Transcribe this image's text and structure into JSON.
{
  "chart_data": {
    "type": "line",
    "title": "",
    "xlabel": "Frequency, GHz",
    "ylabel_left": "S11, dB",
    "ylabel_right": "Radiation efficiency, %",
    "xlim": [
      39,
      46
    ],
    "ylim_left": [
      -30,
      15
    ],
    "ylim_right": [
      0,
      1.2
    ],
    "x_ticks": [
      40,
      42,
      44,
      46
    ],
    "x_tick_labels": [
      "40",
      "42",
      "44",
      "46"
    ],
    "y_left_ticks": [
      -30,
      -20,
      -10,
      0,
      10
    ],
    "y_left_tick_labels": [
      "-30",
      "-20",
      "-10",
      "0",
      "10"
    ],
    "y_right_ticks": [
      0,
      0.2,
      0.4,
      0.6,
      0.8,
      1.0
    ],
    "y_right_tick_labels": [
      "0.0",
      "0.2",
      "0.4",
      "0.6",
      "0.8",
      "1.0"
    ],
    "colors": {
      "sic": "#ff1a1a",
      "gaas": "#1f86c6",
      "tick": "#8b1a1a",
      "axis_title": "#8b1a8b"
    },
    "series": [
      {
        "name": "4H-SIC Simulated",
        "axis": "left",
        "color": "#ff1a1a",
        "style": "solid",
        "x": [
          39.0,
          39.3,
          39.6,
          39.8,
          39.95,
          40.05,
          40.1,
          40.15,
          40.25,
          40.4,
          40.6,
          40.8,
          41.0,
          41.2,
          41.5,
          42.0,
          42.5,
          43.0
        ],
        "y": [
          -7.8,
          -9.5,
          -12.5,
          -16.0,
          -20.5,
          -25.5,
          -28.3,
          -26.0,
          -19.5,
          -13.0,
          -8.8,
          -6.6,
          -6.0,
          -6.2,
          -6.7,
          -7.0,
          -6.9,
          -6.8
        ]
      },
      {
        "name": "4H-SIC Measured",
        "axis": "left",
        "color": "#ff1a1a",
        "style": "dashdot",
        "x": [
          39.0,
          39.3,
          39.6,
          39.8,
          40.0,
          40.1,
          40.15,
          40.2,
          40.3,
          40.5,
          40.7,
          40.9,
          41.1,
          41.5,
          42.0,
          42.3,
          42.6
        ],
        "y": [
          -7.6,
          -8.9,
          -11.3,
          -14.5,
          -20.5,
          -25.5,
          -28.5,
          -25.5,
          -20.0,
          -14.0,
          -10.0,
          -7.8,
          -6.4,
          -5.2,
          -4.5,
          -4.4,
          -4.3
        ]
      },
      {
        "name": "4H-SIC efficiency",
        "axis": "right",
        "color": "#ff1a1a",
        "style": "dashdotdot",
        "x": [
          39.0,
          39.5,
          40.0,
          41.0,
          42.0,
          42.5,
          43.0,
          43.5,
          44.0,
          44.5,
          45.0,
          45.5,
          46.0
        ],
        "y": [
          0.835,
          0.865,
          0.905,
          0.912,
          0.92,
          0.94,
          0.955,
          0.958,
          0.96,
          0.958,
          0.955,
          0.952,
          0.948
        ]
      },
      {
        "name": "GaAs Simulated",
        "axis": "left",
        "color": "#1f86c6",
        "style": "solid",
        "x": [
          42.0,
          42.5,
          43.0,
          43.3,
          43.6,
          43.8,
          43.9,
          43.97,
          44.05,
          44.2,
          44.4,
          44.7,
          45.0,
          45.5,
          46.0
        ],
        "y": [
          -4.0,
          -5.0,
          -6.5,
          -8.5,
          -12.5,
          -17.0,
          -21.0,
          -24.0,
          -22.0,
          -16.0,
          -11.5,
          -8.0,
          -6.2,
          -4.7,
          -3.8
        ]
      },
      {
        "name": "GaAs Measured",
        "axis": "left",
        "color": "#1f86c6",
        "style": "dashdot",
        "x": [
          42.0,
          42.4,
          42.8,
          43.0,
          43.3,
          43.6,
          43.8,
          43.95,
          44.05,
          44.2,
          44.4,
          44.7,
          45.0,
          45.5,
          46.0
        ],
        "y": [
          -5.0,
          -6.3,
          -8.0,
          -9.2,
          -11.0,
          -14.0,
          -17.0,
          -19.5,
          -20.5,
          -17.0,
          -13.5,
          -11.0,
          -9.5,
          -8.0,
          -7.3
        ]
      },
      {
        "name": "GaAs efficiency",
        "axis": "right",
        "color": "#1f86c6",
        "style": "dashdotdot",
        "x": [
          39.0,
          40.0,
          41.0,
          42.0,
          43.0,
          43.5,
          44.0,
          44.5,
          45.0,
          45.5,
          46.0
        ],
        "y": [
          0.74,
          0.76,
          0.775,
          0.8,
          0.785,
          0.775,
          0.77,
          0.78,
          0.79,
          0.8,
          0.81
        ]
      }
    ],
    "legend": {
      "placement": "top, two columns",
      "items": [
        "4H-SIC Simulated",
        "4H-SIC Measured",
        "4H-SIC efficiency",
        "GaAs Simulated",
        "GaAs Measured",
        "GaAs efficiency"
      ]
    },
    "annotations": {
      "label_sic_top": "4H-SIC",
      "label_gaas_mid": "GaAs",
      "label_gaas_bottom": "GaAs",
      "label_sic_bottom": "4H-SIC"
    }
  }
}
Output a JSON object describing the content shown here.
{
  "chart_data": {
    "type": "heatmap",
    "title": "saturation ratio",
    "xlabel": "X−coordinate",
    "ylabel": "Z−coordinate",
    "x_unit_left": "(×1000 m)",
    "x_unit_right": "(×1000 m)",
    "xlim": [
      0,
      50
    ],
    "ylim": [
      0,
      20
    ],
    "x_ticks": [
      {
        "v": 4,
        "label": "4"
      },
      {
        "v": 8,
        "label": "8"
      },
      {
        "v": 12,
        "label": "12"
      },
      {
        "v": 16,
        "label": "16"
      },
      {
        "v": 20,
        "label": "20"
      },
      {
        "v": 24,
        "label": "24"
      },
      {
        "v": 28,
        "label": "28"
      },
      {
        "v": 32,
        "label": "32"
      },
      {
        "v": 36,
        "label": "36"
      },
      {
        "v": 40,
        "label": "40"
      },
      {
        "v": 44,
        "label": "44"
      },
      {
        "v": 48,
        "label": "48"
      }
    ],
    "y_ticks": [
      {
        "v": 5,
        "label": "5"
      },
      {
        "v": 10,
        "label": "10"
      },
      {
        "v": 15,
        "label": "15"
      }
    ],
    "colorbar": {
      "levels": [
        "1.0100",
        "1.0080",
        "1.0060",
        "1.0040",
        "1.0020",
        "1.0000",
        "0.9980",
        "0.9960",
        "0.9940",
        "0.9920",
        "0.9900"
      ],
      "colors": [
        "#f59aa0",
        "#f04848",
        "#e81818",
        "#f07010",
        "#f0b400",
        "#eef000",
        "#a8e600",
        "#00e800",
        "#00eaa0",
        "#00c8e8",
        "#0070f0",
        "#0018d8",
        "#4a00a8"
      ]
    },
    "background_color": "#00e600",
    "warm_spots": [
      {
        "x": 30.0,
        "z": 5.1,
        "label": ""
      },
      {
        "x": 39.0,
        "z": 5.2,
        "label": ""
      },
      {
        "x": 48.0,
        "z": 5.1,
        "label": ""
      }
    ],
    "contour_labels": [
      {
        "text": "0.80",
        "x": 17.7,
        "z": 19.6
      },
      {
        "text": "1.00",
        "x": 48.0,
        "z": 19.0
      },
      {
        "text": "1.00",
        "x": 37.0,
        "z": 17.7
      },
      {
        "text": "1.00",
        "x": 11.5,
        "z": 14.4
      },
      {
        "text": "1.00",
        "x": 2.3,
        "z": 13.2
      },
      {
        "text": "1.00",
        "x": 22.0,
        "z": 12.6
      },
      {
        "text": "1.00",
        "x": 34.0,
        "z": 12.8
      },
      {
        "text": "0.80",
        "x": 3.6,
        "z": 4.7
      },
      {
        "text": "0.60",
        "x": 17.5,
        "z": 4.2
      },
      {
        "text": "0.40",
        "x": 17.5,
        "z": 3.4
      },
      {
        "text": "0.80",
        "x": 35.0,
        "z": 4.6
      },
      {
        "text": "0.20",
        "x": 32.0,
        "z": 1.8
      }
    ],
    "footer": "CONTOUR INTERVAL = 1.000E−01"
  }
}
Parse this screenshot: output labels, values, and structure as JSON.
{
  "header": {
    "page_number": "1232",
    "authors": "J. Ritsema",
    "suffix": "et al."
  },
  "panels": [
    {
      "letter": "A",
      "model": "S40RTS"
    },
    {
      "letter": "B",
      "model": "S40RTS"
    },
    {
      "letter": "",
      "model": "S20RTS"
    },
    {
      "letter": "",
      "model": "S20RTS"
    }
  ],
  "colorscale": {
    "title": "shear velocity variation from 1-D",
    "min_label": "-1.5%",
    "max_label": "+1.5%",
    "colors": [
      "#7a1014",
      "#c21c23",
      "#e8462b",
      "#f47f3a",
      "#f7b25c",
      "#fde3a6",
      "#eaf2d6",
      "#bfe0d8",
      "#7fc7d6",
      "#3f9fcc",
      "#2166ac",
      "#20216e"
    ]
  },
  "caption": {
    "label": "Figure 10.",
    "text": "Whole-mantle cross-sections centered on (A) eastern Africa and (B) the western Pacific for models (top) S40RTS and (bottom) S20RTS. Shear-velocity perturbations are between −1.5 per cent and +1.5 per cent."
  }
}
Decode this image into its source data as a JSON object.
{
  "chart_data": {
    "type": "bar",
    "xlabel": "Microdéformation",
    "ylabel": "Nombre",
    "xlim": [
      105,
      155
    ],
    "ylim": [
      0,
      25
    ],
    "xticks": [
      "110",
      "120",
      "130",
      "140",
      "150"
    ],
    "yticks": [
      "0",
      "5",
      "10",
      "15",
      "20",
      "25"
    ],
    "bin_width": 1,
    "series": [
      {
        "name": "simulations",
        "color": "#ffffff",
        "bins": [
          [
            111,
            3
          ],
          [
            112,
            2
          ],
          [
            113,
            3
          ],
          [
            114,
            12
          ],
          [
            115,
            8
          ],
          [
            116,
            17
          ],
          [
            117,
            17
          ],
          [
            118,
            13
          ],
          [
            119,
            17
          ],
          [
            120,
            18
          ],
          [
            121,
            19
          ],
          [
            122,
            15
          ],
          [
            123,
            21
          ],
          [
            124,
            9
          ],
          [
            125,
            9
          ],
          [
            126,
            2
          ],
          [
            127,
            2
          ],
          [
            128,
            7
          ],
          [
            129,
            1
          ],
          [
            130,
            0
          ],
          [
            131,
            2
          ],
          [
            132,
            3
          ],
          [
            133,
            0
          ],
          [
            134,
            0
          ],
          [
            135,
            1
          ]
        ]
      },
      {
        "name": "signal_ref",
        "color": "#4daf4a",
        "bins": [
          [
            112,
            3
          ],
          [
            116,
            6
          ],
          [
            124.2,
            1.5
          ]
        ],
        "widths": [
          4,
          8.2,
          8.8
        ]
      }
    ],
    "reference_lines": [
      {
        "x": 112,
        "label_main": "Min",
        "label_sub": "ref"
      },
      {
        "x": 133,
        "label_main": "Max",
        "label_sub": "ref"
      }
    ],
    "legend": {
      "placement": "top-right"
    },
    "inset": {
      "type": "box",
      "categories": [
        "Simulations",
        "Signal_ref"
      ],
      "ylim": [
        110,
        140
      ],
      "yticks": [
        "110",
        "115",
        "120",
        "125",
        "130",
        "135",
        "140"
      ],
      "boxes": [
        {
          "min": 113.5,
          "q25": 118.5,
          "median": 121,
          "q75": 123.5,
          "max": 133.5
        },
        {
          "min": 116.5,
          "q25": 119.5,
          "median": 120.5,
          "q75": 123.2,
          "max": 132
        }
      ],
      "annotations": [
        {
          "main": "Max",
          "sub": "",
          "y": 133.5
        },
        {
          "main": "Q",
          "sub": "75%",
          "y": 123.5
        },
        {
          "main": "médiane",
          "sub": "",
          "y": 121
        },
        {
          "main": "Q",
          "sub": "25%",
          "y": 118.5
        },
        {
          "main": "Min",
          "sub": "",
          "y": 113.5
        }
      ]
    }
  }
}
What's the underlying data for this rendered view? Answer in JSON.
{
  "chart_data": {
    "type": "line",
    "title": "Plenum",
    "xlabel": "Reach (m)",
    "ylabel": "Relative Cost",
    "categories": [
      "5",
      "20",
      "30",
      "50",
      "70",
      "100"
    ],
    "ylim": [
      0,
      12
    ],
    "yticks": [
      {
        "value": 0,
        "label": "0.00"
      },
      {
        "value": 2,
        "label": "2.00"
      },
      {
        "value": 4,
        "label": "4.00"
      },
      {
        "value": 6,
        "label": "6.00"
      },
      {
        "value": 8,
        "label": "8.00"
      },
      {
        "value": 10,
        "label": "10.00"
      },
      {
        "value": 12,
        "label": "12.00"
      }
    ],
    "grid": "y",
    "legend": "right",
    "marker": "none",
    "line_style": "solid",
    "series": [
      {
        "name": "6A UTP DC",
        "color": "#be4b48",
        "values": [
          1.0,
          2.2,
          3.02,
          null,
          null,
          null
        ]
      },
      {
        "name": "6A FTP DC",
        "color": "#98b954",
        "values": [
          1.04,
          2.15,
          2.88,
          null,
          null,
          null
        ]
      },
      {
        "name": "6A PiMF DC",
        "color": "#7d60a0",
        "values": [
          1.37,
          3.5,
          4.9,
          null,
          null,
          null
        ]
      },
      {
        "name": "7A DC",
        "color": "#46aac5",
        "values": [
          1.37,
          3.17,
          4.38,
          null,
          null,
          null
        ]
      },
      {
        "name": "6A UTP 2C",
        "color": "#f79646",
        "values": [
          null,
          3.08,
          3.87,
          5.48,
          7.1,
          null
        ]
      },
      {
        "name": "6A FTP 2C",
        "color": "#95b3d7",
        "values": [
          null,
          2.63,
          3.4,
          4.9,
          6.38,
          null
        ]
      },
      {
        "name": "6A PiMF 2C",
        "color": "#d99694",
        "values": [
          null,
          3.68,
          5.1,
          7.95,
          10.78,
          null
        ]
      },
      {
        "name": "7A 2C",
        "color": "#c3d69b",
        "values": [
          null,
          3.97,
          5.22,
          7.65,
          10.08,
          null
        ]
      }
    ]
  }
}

════════

--- Directions ---
Identify all lines in the records above with the word "this".

--- Full answer ---
Transcribe this image's text and structure into JSON.
Parse this screenshot: output labels, values, and structure as JSON.
Decode this image into its source data as a JSON object.
What's the underlying data for this rendered view? Answer in JSON.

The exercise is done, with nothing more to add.